Stored items
= = =

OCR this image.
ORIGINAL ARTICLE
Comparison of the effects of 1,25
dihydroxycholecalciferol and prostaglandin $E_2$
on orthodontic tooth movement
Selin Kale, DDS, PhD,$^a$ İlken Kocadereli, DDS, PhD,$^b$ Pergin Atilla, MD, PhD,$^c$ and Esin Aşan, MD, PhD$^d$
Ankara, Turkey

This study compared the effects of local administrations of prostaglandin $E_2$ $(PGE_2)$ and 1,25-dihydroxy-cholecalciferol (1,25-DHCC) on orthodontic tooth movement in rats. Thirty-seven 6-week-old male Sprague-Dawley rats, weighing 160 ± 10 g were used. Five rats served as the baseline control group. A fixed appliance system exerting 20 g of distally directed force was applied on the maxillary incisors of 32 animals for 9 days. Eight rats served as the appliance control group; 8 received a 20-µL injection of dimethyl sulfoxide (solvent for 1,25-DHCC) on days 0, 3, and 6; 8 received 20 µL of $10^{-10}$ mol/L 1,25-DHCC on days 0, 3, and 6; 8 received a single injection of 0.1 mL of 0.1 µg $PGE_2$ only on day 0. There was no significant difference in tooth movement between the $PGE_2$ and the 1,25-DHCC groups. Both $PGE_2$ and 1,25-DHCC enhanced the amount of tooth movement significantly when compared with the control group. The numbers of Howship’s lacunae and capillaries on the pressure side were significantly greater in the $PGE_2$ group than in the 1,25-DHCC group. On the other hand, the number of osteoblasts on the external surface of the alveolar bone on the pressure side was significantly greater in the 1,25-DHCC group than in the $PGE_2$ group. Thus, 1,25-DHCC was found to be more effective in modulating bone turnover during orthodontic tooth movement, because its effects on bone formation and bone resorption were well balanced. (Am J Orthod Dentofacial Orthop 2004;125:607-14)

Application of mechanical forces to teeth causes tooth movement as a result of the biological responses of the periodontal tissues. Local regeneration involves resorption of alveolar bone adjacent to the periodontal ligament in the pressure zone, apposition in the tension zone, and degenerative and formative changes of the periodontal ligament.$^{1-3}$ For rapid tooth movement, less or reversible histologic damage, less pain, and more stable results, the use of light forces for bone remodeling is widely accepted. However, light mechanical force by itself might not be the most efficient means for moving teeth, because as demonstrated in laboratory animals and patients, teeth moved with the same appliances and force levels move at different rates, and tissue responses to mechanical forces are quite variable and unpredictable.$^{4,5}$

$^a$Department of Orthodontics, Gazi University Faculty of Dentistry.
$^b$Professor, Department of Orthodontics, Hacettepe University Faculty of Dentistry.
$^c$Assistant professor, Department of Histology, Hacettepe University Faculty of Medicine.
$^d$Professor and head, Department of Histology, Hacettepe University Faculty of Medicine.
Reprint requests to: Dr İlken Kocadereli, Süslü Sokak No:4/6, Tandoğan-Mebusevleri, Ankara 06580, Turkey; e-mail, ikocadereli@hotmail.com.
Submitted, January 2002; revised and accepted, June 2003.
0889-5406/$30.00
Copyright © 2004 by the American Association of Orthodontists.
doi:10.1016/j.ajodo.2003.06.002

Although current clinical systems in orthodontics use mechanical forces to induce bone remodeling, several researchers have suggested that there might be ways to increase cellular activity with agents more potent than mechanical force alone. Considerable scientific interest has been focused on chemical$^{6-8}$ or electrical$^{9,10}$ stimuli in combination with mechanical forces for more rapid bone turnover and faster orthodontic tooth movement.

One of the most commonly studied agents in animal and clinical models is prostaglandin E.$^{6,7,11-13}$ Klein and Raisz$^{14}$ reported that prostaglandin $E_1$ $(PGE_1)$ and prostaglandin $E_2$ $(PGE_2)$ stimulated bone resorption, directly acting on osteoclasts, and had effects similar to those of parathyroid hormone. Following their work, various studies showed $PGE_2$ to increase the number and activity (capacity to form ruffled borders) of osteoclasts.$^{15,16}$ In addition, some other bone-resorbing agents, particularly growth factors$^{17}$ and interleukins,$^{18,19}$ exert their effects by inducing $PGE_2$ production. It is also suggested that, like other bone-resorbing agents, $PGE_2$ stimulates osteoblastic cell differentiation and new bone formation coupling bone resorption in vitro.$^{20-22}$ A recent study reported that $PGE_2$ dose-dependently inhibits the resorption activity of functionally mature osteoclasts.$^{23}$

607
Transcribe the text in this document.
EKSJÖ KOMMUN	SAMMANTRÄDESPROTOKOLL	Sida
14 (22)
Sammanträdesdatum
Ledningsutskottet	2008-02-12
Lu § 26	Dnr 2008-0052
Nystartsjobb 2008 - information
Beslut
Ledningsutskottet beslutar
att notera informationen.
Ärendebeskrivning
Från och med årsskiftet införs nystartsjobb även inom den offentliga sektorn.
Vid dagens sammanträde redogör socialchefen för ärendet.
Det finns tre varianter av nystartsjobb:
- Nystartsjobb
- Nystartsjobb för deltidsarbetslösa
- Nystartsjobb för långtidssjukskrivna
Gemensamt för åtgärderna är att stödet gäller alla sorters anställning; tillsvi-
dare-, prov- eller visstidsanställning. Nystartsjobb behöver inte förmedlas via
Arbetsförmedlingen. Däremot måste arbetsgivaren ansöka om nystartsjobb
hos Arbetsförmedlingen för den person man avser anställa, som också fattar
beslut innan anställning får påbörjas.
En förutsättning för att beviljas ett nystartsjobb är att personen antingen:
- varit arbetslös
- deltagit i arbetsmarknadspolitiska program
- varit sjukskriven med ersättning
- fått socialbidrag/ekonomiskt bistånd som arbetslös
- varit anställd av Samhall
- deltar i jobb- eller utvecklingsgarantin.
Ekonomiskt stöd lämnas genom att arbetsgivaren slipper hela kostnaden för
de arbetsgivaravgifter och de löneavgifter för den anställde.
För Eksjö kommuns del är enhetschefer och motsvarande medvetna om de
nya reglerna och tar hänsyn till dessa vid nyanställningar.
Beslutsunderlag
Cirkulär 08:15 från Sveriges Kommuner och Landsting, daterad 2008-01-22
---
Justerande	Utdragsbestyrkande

= = =

*What you have to do*:
Above are records; say how many of their lines contain the word "Arbetsförmedlingen", giving only the number.

*The completed task*:
2